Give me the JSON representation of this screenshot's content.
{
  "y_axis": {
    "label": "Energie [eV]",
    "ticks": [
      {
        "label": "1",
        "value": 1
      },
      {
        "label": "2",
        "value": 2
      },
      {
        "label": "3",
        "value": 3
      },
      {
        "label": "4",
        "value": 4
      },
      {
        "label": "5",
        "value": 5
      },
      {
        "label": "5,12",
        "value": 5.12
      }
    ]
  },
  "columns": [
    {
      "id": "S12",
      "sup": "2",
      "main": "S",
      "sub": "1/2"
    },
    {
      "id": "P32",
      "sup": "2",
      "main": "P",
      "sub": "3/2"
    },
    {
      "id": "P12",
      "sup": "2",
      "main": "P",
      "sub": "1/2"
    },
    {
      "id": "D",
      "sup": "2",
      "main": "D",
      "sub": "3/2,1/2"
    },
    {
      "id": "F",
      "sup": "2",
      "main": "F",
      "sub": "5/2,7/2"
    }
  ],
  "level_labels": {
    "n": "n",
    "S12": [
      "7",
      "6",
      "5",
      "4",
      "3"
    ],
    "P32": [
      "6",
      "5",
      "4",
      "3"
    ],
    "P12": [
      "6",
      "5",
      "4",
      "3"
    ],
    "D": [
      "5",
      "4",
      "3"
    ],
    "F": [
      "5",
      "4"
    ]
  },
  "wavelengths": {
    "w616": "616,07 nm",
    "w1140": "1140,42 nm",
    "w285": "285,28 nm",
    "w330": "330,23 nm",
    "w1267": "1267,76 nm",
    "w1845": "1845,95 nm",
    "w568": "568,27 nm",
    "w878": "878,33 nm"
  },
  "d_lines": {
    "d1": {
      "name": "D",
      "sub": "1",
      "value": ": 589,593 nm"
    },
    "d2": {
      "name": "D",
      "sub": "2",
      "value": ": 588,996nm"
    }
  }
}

■ The problem
Each line of the material should be duplicated exactly, please.

■ Exercise result
Give me the JSON representation of this screenshot's content.
{
  "y_axis": {
    "label": "Energie [eV]",
    "ticks": [
      {
        "label": "1",
        "value": 1
      },
      {
        "label": "2",
        "value": 2
      },
      {
        "label": "3",
        "value": 3
      },
      {
        "label": "4",
        "value": 4
      },
      {
        "label": "5",
        "value": 5
      },
      {
        "label": "5,12",
        "value": 5.12
      }
    ]
  },
  "columns": [
    {
      "id": "S12",
      "sup": "2",
      "main": "S",
      "sub": "1/2"
    },
    {
      "id": "P32",
      "sup": "2",
      "main": "P",
      "sub": "3/2"
    },
    {
      "id": "P12",
      "sup": "2",
      "main": "P",
      "sub": "1/2"
    },
    {
      "id": "D",
      "sup": "2",
      "main": "D",
      "sub": "3/2,1/2"
    },
    {
      "id": "F",
      "sup": "2",
      "main": "F",
      "sub": "5/2,7/2"
    }
  ],
  "level_labels": {
    "n": "n",
    "S12": [
      "7",
      "6",
      "5",
      "4",
      "3"
    ],
    "P32": [
      "6",
      "5",
      "4",
      "3"
    ],
    "P12": [
      "6",
      "5",
      "4",
      "3"
    ],
    "D": [
      "5",
      "4",
      "3"
    ],
    "F": [
      "5",
      "4"
    ]
  },
  "wavelengths": {
    "w616": "616,07 nm",
    "w1140": "1140,42 nm",
    "w285": "285,28 nm",
    "w330": "330,23 nm",
    "w1267": "1267,76 nm",
    "w1845": "1845,95 nm",
    "w568": "568,27 nm",
    "w878": "878,33 nm"
  },
  "d_lines": {
    "d1": {
      "name": "D",
      "sub": "1",
      "value": ": 589,593 nm"
    },
    "d2": {
      "name": "D",
      "sub": "2",
      "value": ": 588,996nm"
    }
  }
}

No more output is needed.